To do
In the data below, find every line that has the string "JSON", and copy it.

Task inputs
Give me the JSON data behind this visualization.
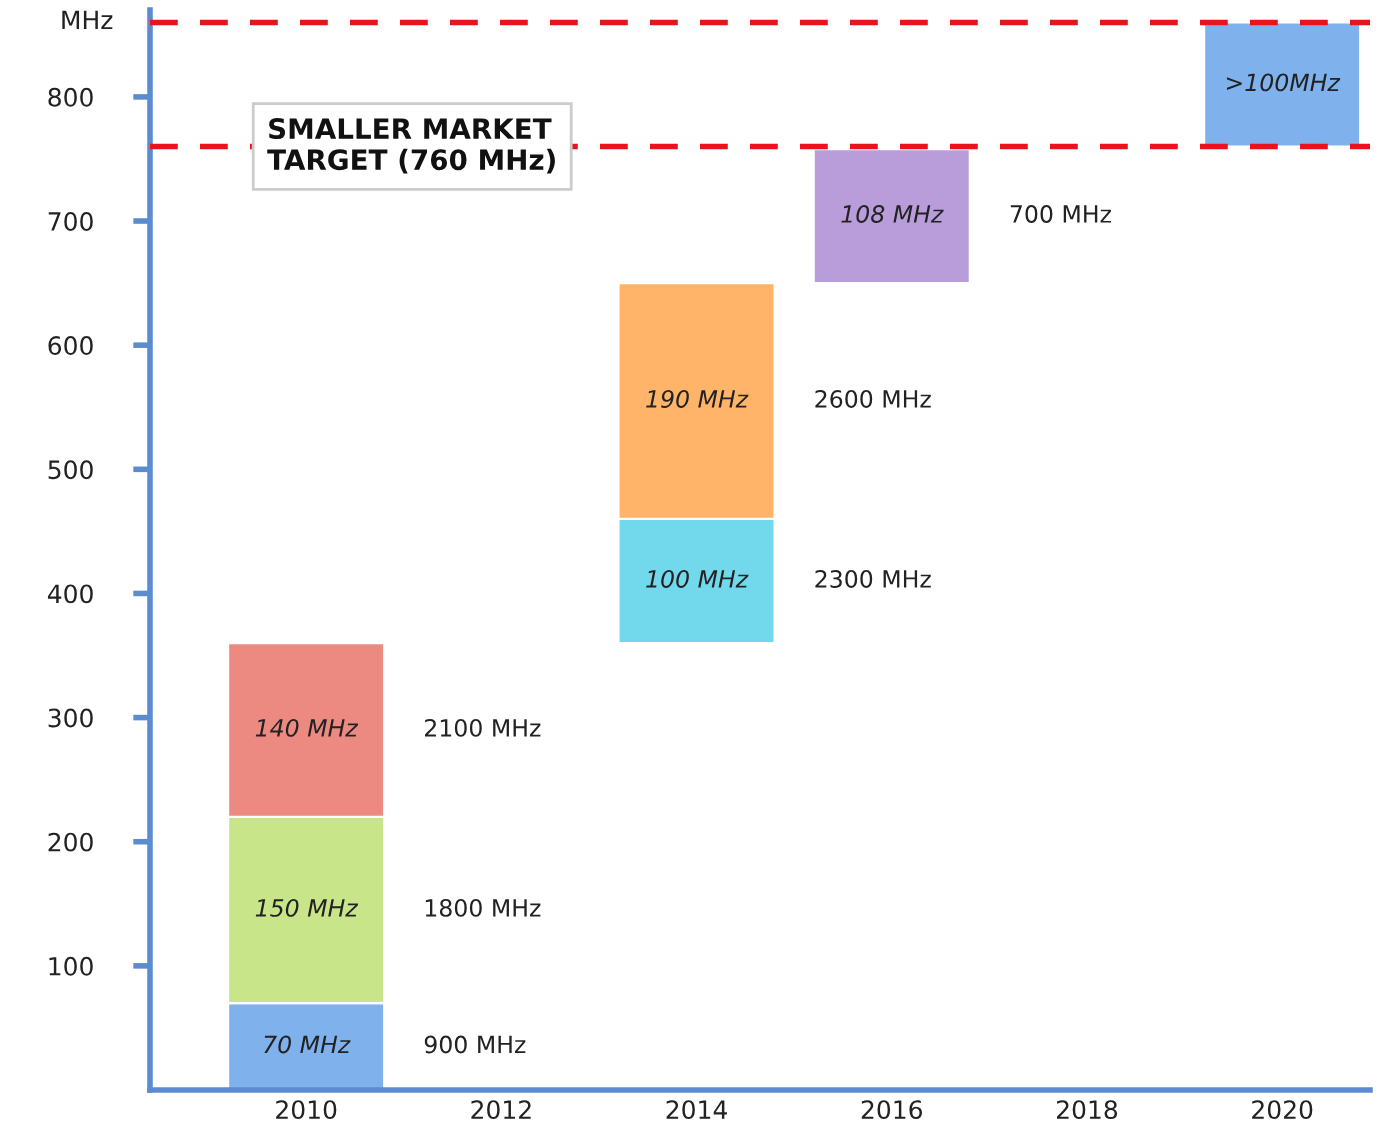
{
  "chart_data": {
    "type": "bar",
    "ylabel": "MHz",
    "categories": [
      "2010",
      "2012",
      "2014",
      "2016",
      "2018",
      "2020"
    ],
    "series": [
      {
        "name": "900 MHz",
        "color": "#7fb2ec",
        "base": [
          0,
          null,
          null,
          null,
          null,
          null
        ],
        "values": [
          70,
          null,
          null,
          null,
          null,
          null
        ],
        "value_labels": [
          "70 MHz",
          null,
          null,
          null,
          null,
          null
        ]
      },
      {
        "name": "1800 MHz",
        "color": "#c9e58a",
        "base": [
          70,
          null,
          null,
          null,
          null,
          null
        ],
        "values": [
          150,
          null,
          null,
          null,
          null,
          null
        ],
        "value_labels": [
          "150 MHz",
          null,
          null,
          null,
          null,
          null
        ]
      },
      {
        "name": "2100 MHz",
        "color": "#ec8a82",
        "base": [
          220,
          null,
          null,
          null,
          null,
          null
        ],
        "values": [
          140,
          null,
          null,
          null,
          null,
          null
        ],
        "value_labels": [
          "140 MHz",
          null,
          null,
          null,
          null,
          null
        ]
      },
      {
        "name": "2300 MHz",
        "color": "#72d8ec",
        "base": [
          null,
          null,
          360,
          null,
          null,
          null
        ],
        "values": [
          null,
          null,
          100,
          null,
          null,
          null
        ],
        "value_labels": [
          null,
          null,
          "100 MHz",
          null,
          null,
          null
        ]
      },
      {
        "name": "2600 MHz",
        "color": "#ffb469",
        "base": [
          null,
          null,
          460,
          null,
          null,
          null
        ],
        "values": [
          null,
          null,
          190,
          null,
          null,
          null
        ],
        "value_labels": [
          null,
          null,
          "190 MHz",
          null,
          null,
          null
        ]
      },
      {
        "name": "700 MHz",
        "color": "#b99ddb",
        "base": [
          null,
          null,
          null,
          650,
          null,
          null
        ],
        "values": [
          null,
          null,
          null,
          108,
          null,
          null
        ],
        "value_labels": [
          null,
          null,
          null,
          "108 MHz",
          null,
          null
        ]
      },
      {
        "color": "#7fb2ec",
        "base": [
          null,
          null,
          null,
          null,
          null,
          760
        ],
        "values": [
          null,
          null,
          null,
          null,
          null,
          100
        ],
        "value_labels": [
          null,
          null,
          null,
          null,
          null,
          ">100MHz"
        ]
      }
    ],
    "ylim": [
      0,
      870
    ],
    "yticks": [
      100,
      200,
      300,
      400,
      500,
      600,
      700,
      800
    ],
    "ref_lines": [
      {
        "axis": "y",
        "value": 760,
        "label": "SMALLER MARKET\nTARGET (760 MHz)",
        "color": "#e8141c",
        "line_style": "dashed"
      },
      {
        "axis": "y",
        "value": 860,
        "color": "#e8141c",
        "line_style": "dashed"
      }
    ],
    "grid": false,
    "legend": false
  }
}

...

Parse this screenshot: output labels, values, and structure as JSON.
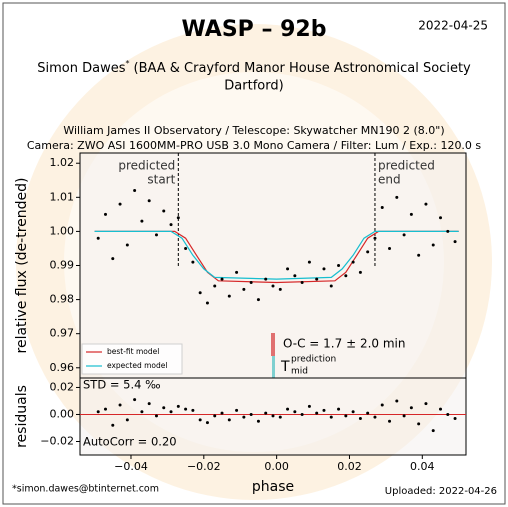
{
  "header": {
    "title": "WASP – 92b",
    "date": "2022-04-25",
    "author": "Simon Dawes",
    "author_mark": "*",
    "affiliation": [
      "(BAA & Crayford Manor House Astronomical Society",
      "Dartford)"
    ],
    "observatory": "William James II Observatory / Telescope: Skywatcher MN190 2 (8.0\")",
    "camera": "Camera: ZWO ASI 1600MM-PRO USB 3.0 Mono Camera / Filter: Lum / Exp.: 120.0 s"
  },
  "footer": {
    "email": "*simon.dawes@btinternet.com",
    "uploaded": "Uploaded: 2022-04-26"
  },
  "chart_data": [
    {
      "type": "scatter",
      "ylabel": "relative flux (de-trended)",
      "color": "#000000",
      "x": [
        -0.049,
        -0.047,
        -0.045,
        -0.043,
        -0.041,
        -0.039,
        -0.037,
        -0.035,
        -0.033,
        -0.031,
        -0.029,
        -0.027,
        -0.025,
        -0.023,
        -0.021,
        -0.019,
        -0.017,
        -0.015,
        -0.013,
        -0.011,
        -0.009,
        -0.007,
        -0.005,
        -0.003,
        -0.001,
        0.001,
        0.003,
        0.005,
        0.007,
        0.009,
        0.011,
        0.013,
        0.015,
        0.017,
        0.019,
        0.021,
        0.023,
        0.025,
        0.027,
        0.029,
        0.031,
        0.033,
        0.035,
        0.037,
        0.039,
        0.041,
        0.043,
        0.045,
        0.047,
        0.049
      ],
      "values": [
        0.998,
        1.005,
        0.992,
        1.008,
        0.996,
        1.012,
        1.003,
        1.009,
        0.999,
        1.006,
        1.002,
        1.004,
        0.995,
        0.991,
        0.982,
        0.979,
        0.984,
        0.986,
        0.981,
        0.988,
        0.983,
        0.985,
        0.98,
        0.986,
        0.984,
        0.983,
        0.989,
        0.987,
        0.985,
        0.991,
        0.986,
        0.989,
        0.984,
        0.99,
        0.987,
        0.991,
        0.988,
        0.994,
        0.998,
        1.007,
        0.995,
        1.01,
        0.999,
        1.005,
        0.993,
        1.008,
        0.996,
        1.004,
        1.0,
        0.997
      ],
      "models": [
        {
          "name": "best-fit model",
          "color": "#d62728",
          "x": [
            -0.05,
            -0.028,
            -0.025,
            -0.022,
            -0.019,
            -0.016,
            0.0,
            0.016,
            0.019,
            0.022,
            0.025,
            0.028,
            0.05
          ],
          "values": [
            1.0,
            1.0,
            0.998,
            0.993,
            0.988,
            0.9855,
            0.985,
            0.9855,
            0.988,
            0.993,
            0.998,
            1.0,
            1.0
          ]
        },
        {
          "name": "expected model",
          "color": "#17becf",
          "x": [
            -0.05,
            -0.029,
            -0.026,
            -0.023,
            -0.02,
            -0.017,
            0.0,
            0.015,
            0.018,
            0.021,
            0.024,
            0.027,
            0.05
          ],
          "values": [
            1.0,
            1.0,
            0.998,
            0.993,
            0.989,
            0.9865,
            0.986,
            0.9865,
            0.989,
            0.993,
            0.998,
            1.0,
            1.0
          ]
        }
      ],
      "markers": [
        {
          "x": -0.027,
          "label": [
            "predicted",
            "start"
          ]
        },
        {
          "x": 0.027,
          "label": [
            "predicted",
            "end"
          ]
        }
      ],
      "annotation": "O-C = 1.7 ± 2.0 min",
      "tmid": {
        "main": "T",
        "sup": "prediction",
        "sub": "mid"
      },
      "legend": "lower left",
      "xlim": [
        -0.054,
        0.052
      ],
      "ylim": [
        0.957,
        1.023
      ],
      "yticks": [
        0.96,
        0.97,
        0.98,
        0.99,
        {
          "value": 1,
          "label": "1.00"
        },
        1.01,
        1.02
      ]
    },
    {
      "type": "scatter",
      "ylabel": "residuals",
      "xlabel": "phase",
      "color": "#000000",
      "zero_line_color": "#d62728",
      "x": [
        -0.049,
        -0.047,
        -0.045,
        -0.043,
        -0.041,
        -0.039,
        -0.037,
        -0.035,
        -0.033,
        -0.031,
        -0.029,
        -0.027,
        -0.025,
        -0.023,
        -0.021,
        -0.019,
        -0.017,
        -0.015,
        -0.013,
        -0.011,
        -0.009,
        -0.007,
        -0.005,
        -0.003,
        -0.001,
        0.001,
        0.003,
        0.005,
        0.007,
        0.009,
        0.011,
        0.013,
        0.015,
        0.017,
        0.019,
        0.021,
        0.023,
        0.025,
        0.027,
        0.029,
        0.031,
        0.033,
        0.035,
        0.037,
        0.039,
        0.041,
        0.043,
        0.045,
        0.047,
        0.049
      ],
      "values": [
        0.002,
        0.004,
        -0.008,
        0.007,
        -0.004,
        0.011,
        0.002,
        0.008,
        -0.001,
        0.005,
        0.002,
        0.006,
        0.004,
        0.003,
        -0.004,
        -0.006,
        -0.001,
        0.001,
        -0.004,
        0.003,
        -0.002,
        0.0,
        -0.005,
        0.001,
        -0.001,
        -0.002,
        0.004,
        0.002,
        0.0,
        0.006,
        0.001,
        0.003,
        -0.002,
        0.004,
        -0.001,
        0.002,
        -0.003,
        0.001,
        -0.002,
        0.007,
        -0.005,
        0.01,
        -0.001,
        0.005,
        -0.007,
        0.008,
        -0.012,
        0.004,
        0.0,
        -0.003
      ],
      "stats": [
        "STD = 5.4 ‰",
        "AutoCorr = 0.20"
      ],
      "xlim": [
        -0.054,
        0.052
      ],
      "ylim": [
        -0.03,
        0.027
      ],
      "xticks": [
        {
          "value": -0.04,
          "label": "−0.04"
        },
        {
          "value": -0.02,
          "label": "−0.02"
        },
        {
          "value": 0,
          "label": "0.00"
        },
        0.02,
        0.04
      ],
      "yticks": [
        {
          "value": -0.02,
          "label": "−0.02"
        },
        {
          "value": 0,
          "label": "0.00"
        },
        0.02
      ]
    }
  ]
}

Finished exercise
Give me the JSON data behind this visualization.
Parse this screenshot: output labels, values, and structure as JSON.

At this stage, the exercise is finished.